▶ Instructions for the task
Can you write out these rows again with each "Circle shape" switched to "Round marker" and everything else left as it is?

— start —

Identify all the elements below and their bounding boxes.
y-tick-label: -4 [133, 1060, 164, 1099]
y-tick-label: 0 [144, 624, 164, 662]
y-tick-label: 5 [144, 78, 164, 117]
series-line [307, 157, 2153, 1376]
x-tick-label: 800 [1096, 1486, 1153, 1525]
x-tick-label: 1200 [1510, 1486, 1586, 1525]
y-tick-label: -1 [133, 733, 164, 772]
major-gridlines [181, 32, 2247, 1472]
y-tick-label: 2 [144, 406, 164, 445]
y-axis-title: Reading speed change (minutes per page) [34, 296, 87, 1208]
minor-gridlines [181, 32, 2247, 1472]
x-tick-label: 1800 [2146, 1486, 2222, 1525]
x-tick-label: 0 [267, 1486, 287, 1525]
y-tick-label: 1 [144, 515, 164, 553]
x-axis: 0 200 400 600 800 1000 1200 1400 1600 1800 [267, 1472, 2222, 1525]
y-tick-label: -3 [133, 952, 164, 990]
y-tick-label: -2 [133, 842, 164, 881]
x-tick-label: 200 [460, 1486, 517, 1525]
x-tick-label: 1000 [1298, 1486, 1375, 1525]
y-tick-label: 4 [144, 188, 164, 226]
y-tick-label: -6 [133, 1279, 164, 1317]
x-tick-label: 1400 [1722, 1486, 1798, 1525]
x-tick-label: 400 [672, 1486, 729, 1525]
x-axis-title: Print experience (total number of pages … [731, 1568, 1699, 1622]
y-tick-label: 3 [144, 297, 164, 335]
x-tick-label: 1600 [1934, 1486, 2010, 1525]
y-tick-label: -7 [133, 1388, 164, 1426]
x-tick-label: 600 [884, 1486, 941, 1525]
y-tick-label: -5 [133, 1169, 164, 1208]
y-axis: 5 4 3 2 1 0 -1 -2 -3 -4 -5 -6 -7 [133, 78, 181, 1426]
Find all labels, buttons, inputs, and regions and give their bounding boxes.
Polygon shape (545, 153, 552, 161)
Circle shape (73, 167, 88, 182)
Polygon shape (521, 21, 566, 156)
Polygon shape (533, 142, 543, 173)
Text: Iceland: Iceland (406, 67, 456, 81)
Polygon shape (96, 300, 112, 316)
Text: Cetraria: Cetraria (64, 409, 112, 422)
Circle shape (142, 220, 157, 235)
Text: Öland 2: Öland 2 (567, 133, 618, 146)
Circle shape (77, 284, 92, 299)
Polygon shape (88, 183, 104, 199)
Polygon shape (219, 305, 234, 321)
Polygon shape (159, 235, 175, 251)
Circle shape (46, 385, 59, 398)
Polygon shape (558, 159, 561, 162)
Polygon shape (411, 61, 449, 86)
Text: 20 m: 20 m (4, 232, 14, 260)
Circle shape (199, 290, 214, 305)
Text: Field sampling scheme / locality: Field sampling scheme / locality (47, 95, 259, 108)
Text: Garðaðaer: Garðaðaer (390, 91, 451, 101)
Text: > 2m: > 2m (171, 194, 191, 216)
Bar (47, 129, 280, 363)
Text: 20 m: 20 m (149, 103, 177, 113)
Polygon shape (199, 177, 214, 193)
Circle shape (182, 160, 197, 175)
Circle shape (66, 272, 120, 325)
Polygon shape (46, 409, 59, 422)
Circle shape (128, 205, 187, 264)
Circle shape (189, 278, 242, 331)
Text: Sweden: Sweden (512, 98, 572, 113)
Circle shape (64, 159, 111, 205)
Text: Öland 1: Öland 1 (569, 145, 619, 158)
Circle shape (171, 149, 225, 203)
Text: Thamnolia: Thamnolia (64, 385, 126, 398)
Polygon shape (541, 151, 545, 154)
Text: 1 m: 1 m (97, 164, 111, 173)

— end —

▶ Exercise response
Identify all the elements below and their bounding boxes.
y-tick-label: -4 [133, 1060, 164, 1099]
y-tick-label: 0 [144, 624, 164, 662]
y-tick-label: 5 [144, 78, 164, 117]
series-line [307, 157, 2153, 1376]
x-tick-label: 800 [1096, 1486, 1153, 1525]
x-tick-label: 1200 [1510, 1486, 1586, 1525]
y-tick-label: -1 [133, 733, 164, 772]
major-gridlines [181, 32, 2247, 1472]
y-tick-label: 2 [144, 406, 164, 445]
y-axis-title: Reading speed change (minutes per page) [34, 296, 87, 1208]
minor-gridlines [181, 32, 2247, 1472]
x-tick-label: 1800 [2146, 1486, 2222, 1525]
x-tick-label: 0 [267, 1486, 287, 1525]
y-tick-label: 1 [144, 515, 164, 553]
x-axis: 0 200 400 600 800 1000 1200 1400 1600 1800 [267, 1472, 2222, 1525]
y-tick-label: -3 [133, 952, 164, 990]
y-tick-label: -2 [133, 842, 164, 881]
x-tick-label: 200 [460, 1486, 517, 1525]
x-tick-label: 1000 [1298, 1486, 1375, 1525]
y-tick-label: 4 [144, 188, 164, 226]
y-tick-label: -6 [133, 1279, 164, 1317]
x-tick-label: 1400 [1722, 1486, 1798, 1525]
x-tick-label: 400 [672, 1486, 729, 1525]
x-axis-title: Print experience (total number of pages … [731, 1568, 1699, 1622]
y-tick-label: 3 [144, 297, 164, 335]
x-tick-label: 1600 [1934, 1486, 2010, 1525]
y-tick-label: -7 [133, 1388, 164, 1426]
x-tick-label: 600 [884, 1486, 941, 1525]
y-tick-label: -5 [133, 1169, 164, 1208]
y-axis: 5 4 3 2 1 0 -1 -2 -3 -4 -5 -6 -7 [133, 78, 181, 1426]
Find all labels, buttons, inputs, and regions and give their bounding boxes.
Polygon shape (545, 153, 552, 161)
Round marker (73, 167, 88, 182)
Polygon shape (521, 21, 566, 156)
Polygon shape (533, 142, 543, 173)
Text: Iceland: Iceland (406, 67, 456, 81)
Polygon shape (96, 300, 112, 316)
Text: Cetraria: Cetraria (64, 409, 112, 422)
Round marker (142, 220, 157, 235)
Text: Öland 2: Öland 2 (567, 133, 618, 146)
Round marker (77, 284, 92, 299)
Polygon shape (88, 183, 104, 199)
Polygon shape (219, 305, 234, 321)
Polygon shape (159, 235, 175, 251)
Round marker (46, 385, 59, 398)
Polygon shape (558, 159, 561, 162)
Polygon shape (411, 61, 449, 86)
Text: 20 m: 20 m (4, 232, 14, 260)
Round marker (199, 290, 214, 305)
Text: Field sampling scheme / locality: Field sampling scheme / locality (47, 95, 259, 108)
Text: Garðaðaer: Garðaðaer (390, 91, 451, 101)
Text: > 2m: > 2m (171, 194, 191, 216)
Bar (47, 129, 280, 363)
Text: 20 m: 20 m (149, 103, 177, 113)
Polygon shape (199, 177, 214, 193)
Round marker (182, 160, 197, 175)
Round marker (66, 272, 120, 325)
Polygon shape (46, 409, 59, 422)
Round marker (128, 205, 187, 264)
Round marker (189, 278, 242, 331)
Text: Sweden: Sweden (512, 98, 572, 113)
Round marker (64, 159, 111, 205)
Text: Öland 1: Öland 1 (569, 145, 619, 158)
Round marker (171, 149, 225, 203)
Text: Thamnolia: Thamnolia (64, 385, 126, 398)
Polygon shape (541, 151, 545, 154)
Text: 1 m: 1 m (97, 164, 111, 173)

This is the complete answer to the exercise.